**Exercise directions**
Each record must be reproduced exactly as it is shown.

**Data provided**
————————
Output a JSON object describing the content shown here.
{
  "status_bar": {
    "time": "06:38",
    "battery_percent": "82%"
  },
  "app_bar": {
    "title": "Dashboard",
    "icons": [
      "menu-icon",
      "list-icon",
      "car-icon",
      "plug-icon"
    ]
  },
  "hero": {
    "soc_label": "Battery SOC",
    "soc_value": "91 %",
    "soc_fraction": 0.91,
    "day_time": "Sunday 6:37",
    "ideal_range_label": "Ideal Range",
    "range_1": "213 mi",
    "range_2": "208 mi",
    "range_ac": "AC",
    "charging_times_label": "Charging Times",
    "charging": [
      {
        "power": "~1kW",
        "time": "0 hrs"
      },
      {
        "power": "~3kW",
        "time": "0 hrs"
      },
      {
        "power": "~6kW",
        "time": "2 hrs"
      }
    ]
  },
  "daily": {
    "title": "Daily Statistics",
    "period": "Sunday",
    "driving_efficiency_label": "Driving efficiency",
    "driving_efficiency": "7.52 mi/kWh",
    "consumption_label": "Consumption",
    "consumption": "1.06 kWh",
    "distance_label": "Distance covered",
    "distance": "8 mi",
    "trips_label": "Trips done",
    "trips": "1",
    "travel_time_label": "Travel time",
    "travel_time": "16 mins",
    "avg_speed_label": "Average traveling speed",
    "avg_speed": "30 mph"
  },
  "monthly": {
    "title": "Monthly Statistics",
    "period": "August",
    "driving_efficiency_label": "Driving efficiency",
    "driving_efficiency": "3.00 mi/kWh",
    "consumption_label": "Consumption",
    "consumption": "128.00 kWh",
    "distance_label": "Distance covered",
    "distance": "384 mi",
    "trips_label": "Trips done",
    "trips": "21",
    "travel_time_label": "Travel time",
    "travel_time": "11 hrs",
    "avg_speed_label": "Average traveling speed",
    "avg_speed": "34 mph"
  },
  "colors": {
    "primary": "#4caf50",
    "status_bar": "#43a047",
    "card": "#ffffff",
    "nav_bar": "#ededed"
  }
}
————————
**Finished exercise**
Output a JSON object describing the content shown here.
{
  "status_bar": {
    "time": "06:38",
    "battery_percent": "82%"
  },
  "app_bar": {
    "title": "Dashboard",
    "icons": [
      "menu-icon",
      "list-icon",
      "car-icon",
      "plug-icon"
    ]
  },
  "hero": {
    "soc_label": "Battery SOC",
    "soc_value": "91 %",
    "soc_fraction": 0.91,
    "day_time": "Sunday 6:37",
    "ideal_range_label": "Ideal Range",
    "range_1": "213 mi",
    "range_2": "208 mi",
    "range_ac": "AC",
    "charging_times_label": "Charging Times",
    "charging": [
      {
        "power": "~1kW",
        "time": "0 hrs"
      },
      {
        "power": "~3kW",
        "time": "0 hrs"
      },
      {
        "power": "~6kW",
        "time": "2 hrs"
      }
    ]
  },
  "daily": {
    "title": "Daily Statistics",
    "period": "Sunday",
    "driving_efficiency_label": "Driving efficiency",
    "driving_efficiency": "7.52 mi/kWh",
    "consumption_label": "Consumption",
    "consumption": "1.06 kWh",
    "distance_label": "Distance covered",
    "distance": "8 mi",
    "trips_label": "Trips done",
    "trips": "1",
    "travel_time_label": "Travel time",
    "travel_time": "16 mins",
    "avg_speed_label": "Average traveling speed",
    "avg_speed": "30 mph"
  },
  "monthly": {
    "title": "Monthly Statistics",
    "period": "August",
    "driving_efficiency_label": "Driving efficiency",
    "driving_efficiency": "3.00 mi/kWh",
    "consumption_label": "Consumption",
    "consumption": "128.00 kWh",
    "distance_label": "Distance covered",
    "distance": "384 mi",
    "trips_label": "Trips done",
    "trips": "21",
    "travel_time_label": "Travel time",
    "travel_time": "11 hrs",
    "avg_speed_label": "Average traveling speed",
    "avg_speed": "34 mph"
  },
  "colors": {
    "primary": "#4caf50",
    "status_bar": "#43a047",
    "card": "#ffffff",
    "nav_bar": "#ededed"
  }
}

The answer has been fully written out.